## Work instructions
Return each entry exactly, with none missing.

## Task data
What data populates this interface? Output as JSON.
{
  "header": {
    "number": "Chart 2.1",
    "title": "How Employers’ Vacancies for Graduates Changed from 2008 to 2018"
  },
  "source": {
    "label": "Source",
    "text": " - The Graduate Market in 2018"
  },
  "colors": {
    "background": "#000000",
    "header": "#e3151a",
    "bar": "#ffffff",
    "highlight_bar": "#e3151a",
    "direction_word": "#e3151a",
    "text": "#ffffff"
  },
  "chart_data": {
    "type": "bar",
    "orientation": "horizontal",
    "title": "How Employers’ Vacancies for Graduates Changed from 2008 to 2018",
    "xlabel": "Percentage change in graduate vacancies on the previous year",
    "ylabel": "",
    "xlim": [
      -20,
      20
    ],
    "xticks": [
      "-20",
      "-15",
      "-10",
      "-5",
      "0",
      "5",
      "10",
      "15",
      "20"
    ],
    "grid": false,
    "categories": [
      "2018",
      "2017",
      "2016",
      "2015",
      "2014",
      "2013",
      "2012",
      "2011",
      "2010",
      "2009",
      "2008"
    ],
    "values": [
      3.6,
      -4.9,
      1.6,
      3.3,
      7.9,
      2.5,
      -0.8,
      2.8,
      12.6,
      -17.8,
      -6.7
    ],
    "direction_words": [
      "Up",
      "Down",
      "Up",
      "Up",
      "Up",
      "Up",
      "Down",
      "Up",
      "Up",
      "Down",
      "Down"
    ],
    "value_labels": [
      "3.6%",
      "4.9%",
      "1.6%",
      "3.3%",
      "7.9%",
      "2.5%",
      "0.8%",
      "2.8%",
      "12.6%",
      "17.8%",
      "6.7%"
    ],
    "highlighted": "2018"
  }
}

## Expected answer
What data populates this interface? Output as JSON.
{
  "header": {
    "number": "Chart 2.1",
    "title": "How Employers’ Vacancies for Graduates Changed from 2008 to 2018"
  },
  "source": {
    "label": "Source",
    "text": " - The Graduate Market in 2018"
  },
  "colors": {
    "background": "#000000",
    "header": "#e3151a",
    "bar": "#ffffff",
    "highlight_bar": "#e3151a",
    "direction_word": "#e3151a",
    "text": "#ffffff"
  },
  "chart_data": {
    "type": "bar",
    "orientation": "horizontal",
    "title": "How Employers’ Vacancies for Graduates Changed from 2008 to 2018",
    "xlabel": "Percentage change in graduate vacancies on the previous year",
    "ylabel": "",
    "xlim": [
      -20,
      20
    ],
    "xticks": [
      "-20",
      "-15",
      "-10",
      "-5",
      "0",
      "5",
      "10",
      "15",
      "20"
    ],
    "grid": false,
    "categories": [
      "2018",
      "2017",
      "2016",
      "2015",
      "2014",
      "2013",
      "2012",
      "2011",
      "2010",
      "2009",
      "2008"
    ],
    "values": [
      3.6,
      -4.9,
      1.6,
      3.3,
      7.9,
      2.5,
      -0.8,
      2.8,
      12.6,
      -17.8,
      -6.7
    ],
    "direction_words": [
      "Up",
      "Down",
      "Up",
      "Up",
      "Up",
      "Up",
      "Down",
      "Up",
      "Up",
      "Down",
      "Down"
    ],
    "value_labels": [
      "3.6%",
      "4.9%",
      "1.6%",
      "3.3%",
      "7.9%",
      "2.5%",
      "0.8%",
      "2.8%",
      "12.6%",
      "17.8%",
      "6.7%"
    ],
    "highlighted": "2018"
  }
}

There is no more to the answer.